Some lines in the listing below may include the string "content". How many are there? Give only the number.

▶ Information shown:

##############################

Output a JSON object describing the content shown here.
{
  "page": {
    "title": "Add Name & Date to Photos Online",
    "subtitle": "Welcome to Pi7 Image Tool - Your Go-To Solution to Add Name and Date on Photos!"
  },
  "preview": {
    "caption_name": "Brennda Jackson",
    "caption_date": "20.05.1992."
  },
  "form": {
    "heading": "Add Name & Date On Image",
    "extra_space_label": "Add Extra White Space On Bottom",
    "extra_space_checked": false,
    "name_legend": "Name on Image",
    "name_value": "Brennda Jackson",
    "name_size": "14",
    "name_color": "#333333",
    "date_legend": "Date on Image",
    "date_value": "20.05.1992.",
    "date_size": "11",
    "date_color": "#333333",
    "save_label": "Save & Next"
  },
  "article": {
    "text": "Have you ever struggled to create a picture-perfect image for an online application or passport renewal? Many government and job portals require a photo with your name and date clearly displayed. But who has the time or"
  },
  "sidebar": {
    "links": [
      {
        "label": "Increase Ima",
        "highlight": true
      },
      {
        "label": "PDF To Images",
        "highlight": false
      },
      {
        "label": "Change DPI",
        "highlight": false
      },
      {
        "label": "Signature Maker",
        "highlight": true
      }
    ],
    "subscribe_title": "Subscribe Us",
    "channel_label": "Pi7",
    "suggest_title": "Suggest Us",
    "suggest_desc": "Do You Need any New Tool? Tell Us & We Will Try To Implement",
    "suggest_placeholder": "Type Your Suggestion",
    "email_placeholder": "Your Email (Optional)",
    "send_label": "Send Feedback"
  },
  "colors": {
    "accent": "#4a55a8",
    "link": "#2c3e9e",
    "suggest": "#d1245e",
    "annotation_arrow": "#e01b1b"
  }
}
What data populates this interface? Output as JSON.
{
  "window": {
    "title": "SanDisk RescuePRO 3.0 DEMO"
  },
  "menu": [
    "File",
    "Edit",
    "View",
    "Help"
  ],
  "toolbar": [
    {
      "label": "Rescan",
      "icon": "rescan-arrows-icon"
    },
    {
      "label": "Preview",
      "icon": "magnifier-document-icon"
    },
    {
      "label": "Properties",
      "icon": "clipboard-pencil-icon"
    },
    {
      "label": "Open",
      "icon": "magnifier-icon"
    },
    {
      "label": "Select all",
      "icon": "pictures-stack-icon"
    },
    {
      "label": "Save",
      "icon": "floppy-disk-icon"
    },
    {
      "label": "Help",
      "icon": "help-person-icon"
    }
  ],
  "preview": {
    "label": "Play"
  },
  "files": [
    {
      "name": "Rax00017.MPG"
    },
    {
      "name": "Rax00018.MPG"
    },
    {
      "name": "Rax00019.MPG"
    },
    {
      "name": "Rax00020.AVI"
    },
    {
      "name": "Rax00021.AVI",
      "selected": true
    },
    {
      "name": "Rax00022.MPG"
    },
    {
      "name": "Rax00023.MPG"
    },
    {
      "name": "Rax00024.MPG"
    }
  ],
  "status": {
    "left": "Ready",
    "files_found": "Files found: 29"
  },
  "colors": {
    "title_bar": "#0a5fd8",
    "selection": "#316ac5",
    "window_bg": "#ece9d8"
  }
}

##############################

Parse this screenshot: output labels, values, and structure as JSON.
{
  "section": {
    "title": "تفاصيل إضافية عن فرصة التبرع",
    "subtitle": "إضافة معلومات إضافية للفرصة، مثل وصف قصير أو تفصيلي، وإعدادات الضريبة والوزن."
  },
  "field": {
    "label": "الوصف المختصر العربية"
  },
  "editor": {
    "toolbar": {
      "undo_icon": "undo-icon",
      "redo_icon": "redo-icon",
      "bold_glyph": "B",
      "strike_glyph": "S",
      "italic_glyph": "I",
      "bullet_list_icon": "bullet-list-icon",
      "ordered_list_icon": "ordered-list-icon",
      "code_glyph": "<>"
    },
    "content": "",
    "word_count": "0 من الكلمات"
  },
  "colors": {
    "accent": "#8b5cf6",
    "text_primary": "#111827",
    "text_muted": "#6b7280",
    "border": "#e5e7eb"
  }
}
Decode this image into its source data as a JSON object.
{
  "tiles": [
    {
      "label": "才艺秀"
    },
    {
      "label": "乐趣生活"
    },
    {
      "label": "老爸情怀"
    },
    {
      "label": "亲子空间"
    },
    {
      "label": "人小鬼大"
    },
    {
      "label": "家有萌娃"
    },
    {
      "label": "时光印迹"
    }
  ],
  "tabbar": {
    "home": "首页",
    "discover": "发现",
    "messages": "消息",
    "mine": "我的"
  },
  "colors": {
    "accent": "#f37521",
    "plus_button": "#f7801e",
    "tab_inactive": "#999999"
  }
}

##############################

▶ Output:
2